TASKS FOR THIS EXERCISE =>
1: In the text on the aprotinin patient registry, when was the registry's data lock point?
2: Resume the text on the aprotinin patient registry, picking up right after its final sentence.

TEXT BLOCK =>

A first report of the European Nordic aprotinin patient registry (NAPaR) outcome data was published recently to describe current on- and off-label use of aprotinin and associated safety endpoints, including in-hospital mortality, in over 5000 adult patients undergoing cardiac surgery from 83 sites in 9 European countries [Citation14]. The analysis showed that the incidence of adverse events subsequent the administration of aprotinin in patients at high risk of death or blood loss undergoing cardiac surgery, including complex cardiac surgeries other than iCABG, is comparable to data from recent literature where aprotinin was not used. However, in comparison with other European countries the participating Nordic countries (Sweden, Finland, and Norway) had a much high entry rate of non-compulsory data, including 30-day mortality and EuroSCORE II data, and mostly used the high dose regimen (also called full-Hammersmith).
Thus, the primary aim of this study was to compare 30-day mortality data with an estimation of 30-day mortality via EuroSCORE II. Secondary aims were to compare a selection of patients, aprotinin regimen and outcome data between NAPaR centres in Nordic and other European countries regarding other safety outcome parameters.
Material and methods
Data were analysed from 10 cardiac surgery centres in Finland, Norway and Sweden that were participating in the NAPaR, which is a non-interventional, post-authorization safety study (PASS) executed at EMA’s request. Data from the Nordic countries were compared with other European countries participating in the NAPaR registry, which was required for any European centre that wanted to use aprotinin in cardiac surgery.
The Pharmacovigilance Risk Assessment Committee (PRAC) of the EMA specifically asked for data on three aspects of adherence to the Summary of Product Characteristics (SmPC) regarding test dose, anaphylactic reactions, and activated coagulation time (ACT) during cardiopulmonary bypass (CPB) [Citation14]. Adult patients who agreed to take part in the study including entry of their anonymised data were included in the registry if they had received aprotinin during any type of cardiac surgery using CPB at the involved centres. The treating doctors determined if patients were to be given aprotinin based on their clinical judgement. The study started when commercial aprotinin became available at each centre, from February 2016 and the data lock point of the registry was November 2, 2020. Patients were treated according to the routine clinical practice of each centre. Aprotinin was given according to the guidelines of the SmPC [Citation1].

[Document structure recognition data]

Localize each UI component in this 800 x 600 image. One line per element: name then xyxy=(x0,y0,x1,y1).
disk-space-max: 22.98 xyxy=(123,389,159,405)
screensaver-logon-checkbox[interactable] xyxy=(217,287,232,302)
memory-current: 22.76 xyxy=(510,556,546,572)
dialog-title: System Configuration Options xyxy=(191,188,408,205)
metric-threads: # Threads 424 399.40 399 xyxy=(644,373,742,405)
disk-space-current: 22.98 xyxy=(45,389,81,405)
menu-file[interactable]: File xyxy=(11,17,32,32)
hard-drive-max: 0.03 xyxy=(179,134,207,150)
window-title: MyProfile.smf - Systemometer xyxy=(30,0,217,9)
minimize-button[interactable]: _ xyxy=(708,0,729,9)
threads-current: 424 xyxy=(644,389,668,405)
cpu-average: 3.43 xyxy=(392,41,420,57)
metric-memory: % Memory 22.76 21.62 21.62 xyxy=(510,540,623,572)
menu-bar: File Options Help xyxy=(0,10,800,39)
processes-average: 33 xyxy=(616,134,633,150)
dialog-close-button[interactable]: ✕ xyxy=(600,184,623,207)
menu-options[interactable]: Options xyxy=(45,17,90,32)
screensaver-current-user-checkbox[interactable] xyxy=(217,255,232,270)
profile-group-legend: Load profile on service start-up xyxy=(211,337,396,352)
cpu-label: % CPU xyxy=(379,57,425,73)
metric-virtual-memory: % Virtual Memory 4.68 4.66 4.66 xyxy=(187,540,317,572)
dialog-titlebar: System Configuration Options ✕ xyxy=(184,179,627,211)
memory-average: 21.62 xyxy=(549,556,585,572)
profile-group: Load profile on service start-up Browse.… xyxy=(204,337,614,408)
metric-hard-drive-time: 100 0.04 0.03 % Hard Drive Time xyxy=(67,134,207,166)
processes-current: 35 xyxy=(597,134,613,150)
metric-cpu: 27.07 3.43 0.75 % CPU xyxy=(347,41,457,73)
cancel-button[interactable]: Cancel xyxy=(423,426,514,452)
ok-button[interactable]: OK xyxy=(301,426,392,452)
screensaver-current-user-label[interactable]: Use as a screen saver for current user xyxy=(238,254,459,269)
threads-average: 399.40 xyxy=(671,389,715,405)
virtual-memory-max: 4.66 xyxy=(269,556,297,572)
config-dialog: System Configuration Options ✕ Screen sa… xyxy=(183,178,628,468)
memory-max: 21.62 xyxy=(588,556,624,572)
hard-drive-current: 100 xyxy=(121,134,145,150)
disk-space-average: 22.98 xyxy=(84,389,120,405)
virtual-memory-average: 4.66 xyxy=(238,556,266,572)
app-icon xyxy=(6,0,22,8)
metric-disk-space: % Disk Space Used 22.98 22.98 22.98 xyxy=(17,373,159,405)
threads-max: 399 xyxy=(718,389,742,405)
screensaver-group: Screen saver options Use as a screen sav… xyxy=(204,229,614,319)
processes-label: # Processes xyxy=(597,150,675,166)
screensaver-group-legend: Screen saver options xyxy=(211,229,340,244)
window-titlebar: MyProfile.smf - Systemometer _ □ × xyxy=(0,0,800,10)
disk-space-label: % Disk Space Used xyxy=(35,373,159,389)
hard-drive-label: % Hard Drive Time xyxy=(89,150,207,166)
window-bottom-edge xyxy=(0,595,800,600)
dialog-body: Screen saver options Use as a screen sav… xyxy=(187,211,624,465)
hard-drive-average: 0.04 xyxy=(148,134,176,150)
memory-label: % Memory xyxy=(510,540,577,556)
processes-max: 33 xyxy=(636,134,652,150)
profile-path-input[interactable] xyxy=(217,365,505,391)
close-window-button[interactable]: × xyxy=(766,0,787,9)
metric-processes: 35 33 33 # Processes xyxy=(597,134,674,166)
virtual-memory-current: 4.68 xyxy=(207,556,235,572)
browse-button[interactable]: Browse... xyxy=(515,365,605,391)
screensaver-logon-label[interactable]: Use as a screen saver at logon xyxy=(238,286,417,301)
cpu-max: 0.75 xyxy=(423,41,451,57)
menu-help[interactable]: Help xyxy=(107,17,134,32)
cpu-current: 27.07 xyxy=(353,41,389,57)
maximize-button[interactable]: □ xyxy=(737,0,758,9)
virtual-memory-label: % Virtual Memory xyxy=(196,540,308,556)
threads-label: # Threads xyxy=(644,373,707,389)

EXERCISE ANSWERS =>
1: November 2, 2020.

2:
Ethics
The study was performed in agreement with the Independent Ethics Committees (IECs)/Institutional Review Boards (IRBs), the Declaration of Helsinki, and the Good Epidemiology and Good Pharmacoepidemiology Practices (GEP/GPP) guidelines. As the NAPaR registry was non-interventional, EMA did not find it necessary to declare it to the relevant IEC/IRB. Despite this, ethical approval of the study was given by relevant authorities for each participating hospital in the Nordic countries. The study code is NG-APRO-PASS-01.3 with the Swedish Ethical Committee Board Number 2015/1976-31.4. Each patient asked to participate was well informed about aprotinin before possible agreement to participate in the study and after signing a written agreement, patients could still refuse data collection to the registry. The study protocol is available on the European Network of Centres for Pharmacoepidemiology and Pharmacovigilance website (www.ENCePP.com, EU PAS Register number: EUPAS11384).
Statistical analysis
A power calculation was not performed as the NAPaR registry was primarily a descriptive study without a control group. The analysis corresponded to the procedure and their matching mean European System for Cardiac Operative Risk Evaluation (EurosSCORE II): iCABG versus non-iCABG, surgery in patients with active endocarditis, and surgery for aortic dissection.
Categorical variables are presented as numbers and percentages and quantitative variables are presented as mean, and standard deviation (SD) when normally distributed otherwise as median and interquartile range (IQR). Comparisons were made with Student-t, Chi2 or Fisher’s exact test when appropriate, and we computed the 95% confidence interval (CI) with the Wald test. Statistical significance was set by p < .05 (two-sided). Statistical analyses were performed with SPSS version 24 for Windows (IBM SPSS Statistics, NY, US).
Outcomes
The European System for Cardiac Operative Risk Evaluation (EuroSCORE) II was finalised before each procedure to estimate the risk of postoperative death [Citation15]. Aprotinin safety was assessed by in-hospital and 30-day mortality, as well as myocardial infarction, stroke, or other reported thromboembolic events (TEEs); renal impairment based on acute kidney injury (AKI) defined as pre- to postoperative rise in plasma creatinine level >44 µmol/l (0.5 mg/dL) or new renal replacement therapy (dialysis); any hypersensitivity or allergic response to aprotinin; and re-exploration for bleeding/tamponade. Change in plasma creatinine was used because it enabled comparisons with prior publications showing renal injury [Citation4].
Data collection
NAPaR data were collected and registered into an electronic web-based record form accessible worldwide. NAPaR followed the template of the reports of the European Association for Cardio-Thoracic Surgery [Citation16]. The design of the registry and comparisons to published data have been described in detail before [Citation14].
Role of the funding source
The study sponsor (Nordic Group B.V.) did not have any impact or influence on the selection of surgery centres that wished to participate, on the inclusion of patients, on the analysis of data and on the results and conclusions reported in this article.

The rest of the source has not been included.